WHAT YOU HAVE TO DO:
Which lines in the records below contain the word "千克的补助"? Copy each of them.

DATASET EXCERPTS:
======

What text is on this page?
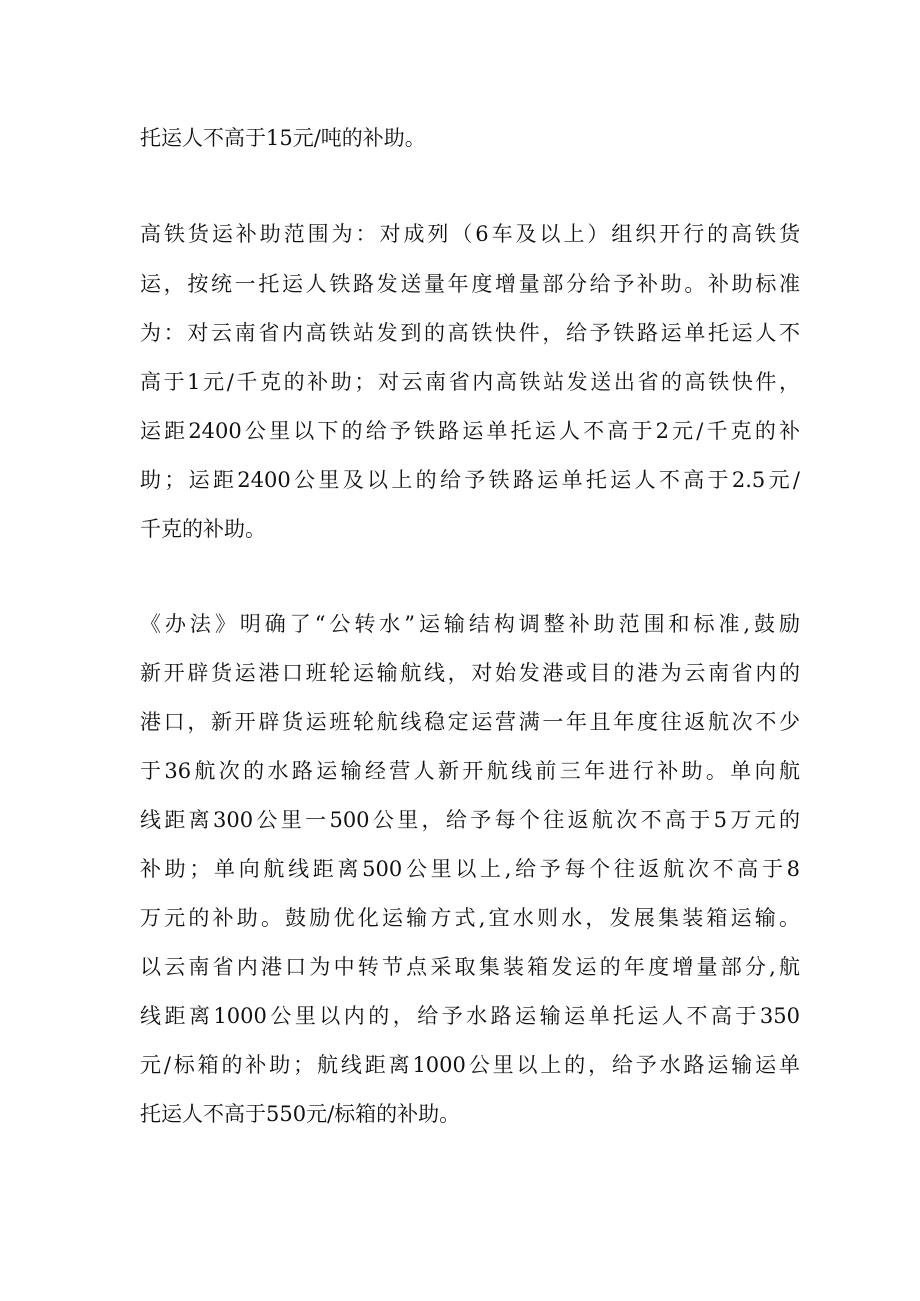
托运人不高于15元/吨的补助。
高铁货运补助范围为：对成列（6车及以上）组织开行的高铁货
运，按统一托运人铁路发送量年度增量部分给予补助。补助标准
为：对云南省内高铁站发到的高铁快件，给予铁路运单托运人不
高于1元/千克的补助；对云南省内高铁站发送出省的高铁快件，
运距2400公里以下的给予铁路运单托运人不高于2元/千克的补
助；运距2400公里及以上的给予铁路运单托运人不高于2.5元/
千克的补助。
《办法》明确了“公转水”运输结构调整补助范围和标准,鼓励
新开辟货运港口班轮运输航线，对始发港或目的港为云南省内的
港口，新开辟货运班轮航线稳定运营满一年且年度往返航次不少
于36航次的水路运输经营人新开航线前三年进行补助。单向航
线距离300公里一500公里，给予每个往返航次不高于5万元的
补助；单向航线距离500公里以上,给予每个往返航次不高于8
万元的补助。鼓励优化运输方式,宜水则水，发展集装箱运输。
以云南省内港口为中转节点采取集装箱发运的年度增量部分,航
线距离1000公里以内的，给予水路运输运单托运人不高于350
元/标箱的补助；航线距离1000公里以上的，给予水路运输运单
托运人不高于550元/标箱的补助。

======

EXERCISE ANSWER:
高于1元/千克的补助；对云南省内高铁站发送出省的高铁快件，
千克的补助。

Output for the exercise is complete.